> _Records provided_
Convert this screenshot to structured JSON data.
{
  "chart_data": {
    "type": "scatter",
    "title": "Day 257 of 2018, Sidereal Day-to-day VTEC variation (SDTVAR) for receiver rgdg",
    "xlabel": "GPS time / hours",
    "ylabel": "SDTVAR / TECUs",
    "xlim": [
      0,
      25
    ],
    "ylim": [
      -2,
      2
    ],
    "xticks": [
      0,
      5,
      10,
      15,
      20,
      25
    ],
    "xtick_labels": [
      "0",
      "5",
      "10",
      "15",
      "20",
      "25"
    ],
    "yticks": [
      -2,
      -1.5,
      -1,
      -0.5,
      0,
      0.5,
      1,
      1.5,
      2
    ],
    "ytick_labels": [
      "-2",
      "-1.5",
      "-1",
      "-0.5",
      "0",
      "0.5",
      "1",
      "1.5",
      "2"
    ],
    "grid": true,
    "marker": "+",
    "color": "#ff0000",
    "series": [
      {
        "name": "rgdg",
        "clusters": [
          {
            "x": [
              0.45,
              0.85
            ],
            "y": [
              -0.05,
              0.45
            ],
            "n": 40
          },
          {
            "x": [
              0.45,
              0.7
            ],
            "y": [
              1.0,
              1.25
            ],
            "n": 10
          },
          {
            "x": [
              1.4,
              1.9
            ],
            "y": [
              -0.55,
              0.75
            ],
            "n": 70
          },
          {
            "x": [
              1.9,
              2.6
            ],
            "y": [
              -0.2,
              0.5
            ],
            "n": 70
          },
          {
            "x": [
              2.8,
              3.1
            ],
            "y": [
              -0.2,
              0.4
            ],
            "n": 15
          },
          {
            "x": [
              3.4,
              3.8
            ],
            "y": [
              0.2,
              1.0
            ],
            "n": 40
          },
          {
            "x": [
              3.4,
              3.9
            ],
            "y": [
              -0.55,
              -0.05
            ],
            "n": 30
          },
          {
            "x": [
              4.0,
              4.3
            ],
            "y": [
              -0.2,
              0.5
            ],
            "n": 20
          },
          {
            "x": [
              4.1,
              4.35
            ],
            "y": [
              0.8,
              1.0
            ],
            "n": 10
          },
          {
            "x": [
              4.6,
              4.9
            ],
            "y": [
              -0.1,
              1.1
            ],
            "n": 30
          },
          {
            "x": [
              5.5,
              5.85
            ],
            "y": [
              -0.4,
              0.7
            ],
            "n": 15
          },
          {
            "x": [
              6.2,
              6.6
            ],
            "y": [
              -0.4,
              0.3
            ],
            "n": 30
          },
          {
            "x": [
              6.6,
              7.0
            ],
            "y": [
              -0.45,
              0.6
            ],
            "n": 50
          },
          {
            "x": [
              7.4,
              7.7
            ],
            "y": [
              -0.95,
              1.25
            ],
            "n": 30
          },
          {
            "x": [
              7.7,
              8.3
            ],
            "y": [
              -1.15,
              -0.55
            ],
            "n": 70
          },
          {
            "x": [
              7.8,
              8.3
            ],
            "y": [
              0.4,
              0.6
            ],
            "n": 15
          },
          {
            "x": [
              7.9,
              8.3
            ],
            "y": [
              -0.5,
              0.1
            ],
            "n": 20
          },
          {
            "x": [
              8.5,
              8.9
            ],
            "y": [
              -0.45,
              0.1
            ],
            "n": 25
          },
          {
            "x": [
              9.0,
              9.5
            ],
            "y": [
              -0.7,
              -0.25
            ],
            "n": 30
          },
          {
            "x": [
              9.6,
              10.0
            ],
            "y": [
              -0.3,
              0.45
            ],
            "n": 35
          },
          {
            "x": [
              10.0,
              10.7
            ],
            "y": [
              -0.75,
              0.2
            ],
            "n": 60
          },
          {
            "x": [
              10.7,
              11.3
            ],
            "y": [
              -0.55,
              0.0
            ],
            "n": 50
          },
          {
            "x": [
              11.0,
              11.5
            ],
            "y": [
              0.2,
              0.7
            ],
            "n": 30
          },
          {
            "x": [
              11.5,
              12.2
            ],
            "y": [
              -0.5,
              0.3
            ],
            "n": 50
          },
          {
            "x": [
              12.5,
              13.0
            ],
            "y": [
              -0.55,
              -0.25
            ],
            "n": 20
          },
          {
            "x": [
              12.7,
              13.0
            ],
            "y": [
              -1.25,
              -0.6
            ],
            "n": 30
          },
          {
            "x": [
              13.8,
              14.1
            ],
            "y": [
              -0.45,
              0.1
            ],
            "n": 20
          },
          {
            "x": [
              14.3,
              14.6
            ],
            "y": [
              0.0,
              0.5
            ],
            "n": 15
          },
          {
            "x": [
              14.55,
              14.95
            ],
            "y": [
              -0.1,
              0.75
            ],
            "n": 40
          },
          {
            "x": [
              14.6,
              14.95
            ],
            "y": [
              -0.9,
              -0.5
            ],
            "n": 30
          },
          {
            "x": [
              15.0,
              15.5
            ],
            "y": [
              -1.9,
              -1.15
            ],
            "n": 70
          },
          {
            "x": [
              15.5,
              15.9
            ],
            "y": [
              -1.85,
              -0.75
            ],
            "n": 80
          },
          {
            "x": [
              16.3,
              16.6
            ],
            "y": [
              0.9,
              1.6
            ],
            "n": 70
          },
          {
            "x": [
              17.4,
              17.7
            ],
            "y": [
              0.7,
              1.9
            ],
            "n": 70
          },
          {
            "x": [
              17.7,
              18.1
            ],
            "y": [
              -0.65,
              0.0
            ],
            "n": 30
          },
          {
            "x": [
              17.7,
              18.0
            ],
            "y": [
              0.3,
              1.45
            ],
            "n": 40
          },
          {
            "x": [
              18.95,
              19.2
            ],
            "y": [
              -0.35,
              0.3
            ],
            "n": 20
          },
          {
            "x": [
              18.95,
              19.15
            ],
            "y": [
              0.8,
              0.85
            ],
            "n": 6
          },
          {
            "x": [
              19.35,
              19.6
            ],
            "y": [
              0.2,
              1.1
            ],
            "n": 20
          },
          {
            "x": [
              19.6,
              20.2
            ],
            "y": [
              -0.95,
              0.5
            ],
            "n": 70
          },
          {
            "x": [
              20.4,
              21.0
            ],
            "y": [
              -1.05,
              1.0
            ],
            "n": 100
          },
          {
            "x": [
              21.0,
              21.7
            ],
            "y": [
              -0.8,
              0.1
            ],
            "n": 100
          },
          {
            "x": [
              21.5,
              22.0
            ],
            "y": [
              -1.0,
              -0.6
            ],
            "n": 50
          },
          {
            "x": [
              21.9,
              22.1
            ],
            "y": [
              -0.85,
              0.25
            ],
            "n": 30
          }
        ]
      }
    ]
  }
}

> _What you should do_
Write each line above out exactly.

> _Output_
Convert this screenshot to structured JSON data.
{
  "chart_data": {
    "type": "scatter",
    "title": "Day 257 of 2018, Sidereal Day-to-day VTEC variation (SDTVAR) for receiver rgdg",
    "xlabel": "GPS time / hours",
    "ylabel": "SDTVAR / TECUs",
    "xlim": [
      0,
      25
    ],
    "ylim": [
      -2,
      2
    ],
    "xticks": [
      0,
      5,
      10,
      15,
      20,
      25
    ],
    "xtick_labels": [
      "0",
      "5",
      "10",
      "15",
      "20",
      "25"
    ],
    "yticks": [
      -2,
      -1.5,
      -1,
      -0.5,
      0,
      0.5,
      1,
      1.5,
      2
    ],
    "ytick_labels": [
      "-2",
      "-1.5",
      "-1",
      "-0.5",
      "0",
      "0.5",
      "1",
      "1.5",
      "2"
    ],
    "grid": true,
    "marker": "+",
    "color": "#ff0000",
    "series": [
      {
        "name": "rgdg",
        "clusters": [
          {
            "x": [
              0.45,
              0.85
            ],
            "y": [
              -0.05,
              0.45
            ],
            "n": 40
          },
          {
            "x": [
              0.45,
              0.7
            ],
            "y": [
              1.0,
              1.25
            ],
            "n": 10
          },
          {
            "x": [
              1.4,
              1.9
            ],
            "y": [
              -0.55,
              0.75
            ],
            "n": 70
          },
          {
            "x": [
              1.9,
              2.6
            ],
            "y": [
              -0.2,
              0.5
            ],
            "n": 70
          },
          {
            "x": [
              2.8,
              3.1
            ],
            "y": [
              -0.2,
              0.4
            ],
            "n": 15
          },
          {
            "x": [
              3.4,
              3.8
            ],
            "y": [
              0.2,
              1.0
            ],
            "n": 40
          },
          {
            "x": [
              3.4,
              3.9
            ],
            "y": [
              -0.55,
              -0.05
            ],
            "n": 30
          },
          {
            "x": [
              4.0,
              4.3
            ],
            "y": [
              -0.2,
              0.5
            ],
            "n": 20
          },
          {
            "x": [
              4.1,
              4.35
            ],
            "y": [
              0.8,
              1.0
            ],
            "n": 10
          },
          {
            "x": [
              4.6,
              4.9
            ],
            "y": [
              -0.1,
              1.1
            ],
            "n": 30
          },
          {
            "x": [
              5.5,
              5.85
            ],
            "y": [
              -0.4,
              0.7
            ],
            "n": 15
          },
          {
            "x": [
              6.2,
              6.6
            ],
            "y": [
              -0.4,
              0.3
            ],
            "n": 30
          },
          {
            "x": [
              6.6,
              7.0
            ],
            "y": [
              -0.45,
              0.6
            ],
            "n": 50
          },
          {
            "x": [
              7.4,
              7.7
            ],
            "y": [
              -0.95,
              1.25
            ],
            "n": 30
          },
          {
            "x": [
              7.7,
              8.3
            ],
            "y": [
              -1.15,
              -0.55
            ],
            "n": 70
          },
          {
            "x": [
              7.8,
              8.3
            ],
            "y": [
              0.4,
              0.6
            ],
            "n": 15
          },
          {
            "x": [
              7.9,
              8.3
            ],
            "y": [
              -0.5,
              0.1
            ],
            "n": 20
          },
          {
            "x": [
              8.5,
              8.9
            ],
            "y": [
              -0.45,
              0.1
            ],
            "n": 25
          },
          {
            "x": [
              9.0,
              9.5
            ],
            "y": [
              -0.7,
              -0.25
            ],
            "n": 30
          },
          {
            "x": [
              9.6,
              10.0
            ],
            "y": [
              -0.3,
              0.45
            ],
            "n": 35
          },
          {
            "x": [
              10.0,
              10.7
            ],
            "y": [
              -0.75,
              0.2
            ],
            "n": 60
          },
          {
            "x": [
              10.7,
              11.3
            ],
            "y": [
              -0.55,
              0.0
            ],
            "n": 50
          },
          {
            "x": [
              11.0,
              11.5
            ],
            "y": [
              0.2,
              0.7
            ],
            "n": 30
          },
          {
            "x": [
              11.5,
              12.2
            ],
            "y": [
              -0.5,
              0.3
            ],
            "n": 50
          },
          {
            "x": [
              12.5,
              13.0
            ],
            "y": [
              -0.55,
              -0.25
            ],
            "n": 20
          },
          {
            "x": [
              12.7,
              13.0
            ],
            "y": [
              -1.25,
              -0.6
            ],
            "n": 30
          },
          {
            "x": [
              13.8,
              14.1
            ],
            "y": [
              -0.45,
              0.1
            ],
            "n": 20
          },
          {
            "x": [
              14.3,
              14.6
            ],
            "y": [
              0.0,
              0.5
            ],
            "n": 15
          },
          {
            "x": [
              14.55,
              14.95
            ],
            "y": [
              -0.1,
              0.75
            ],
            "n": 40
          },
          {
            "x": [
              14.6,
              14.95
            ],
            "y": [
              -0.9,
              -0.5
            ],
            "n": 30
          },
          {
            "x": [
              15.0,
              15.5
            ],
            "y": [
              -1.9,
              -1.15
            ],
            "n": 70
          },
          {
            "x": [
              15.5,
              15.9
            ],
            "y": [
              -1.85,
              -0.75
            ],
            "n": 80
          },
          {
            "x": [
              16.3,
              16.6
            ],
            "y": [
              0.9,
              1.6
            ],
            "n": 70
          },
          {
            "x": [
              17.4,
              17.7
            ],
            "y": [
              0.7,
              1.9
            ],
            "n": 70
          },
          {
            "x": [
              17.7,
              18.1
            ],
            "y": [
              -0.65,
              0.0
            ],
            "n": 30
          },
          {
            "x": [
              17.7,
              18.0
            ],
            "y": [
              0.3,
              1.45
            ],
            "n": 40
          },
          {
            "x": [
              18.95,
              19.2
            ],
            "y": [
              -0.35,
              0.3
            ],
            "n": 20
          },
          {
            "x": [
              18.95,
              19.15
            ],
            "y": [
              0.8,
              0.85
            ],
            "n": 6
          },
          {
            "x": [
              19.35,
              19.6
            ],
            "y": [
              0.2,
              1.1
            ],
            "n": 20
          },
          {
            "x": [
              19.6,
              20.2
            ],
            "y": [
              -0.95,
              0.5
            ],
            "n": 70
          },
          {
            "x": [
              20.4,
              21.0
            ],
            "y": [
              -1.05,
              1.0
            ],
            "n": 100
          },
          {
            "x": [
              21.0,
              21.7
            ],
            "y": [
              -0.8,
              0.1
            ],
            "n": 100
          },
          {
            "x": [
              21.5,
              22.0
            ],
            "y": [
              -1.0,
              -0.6
            ],
            "n": 50
          },
          {
            "x": [
              21.9,
              22.1
            ],
            "y": [
              -0.85,
              0.25
            ],
            "n": 30
          }
        ]
      }
    ]
  }
}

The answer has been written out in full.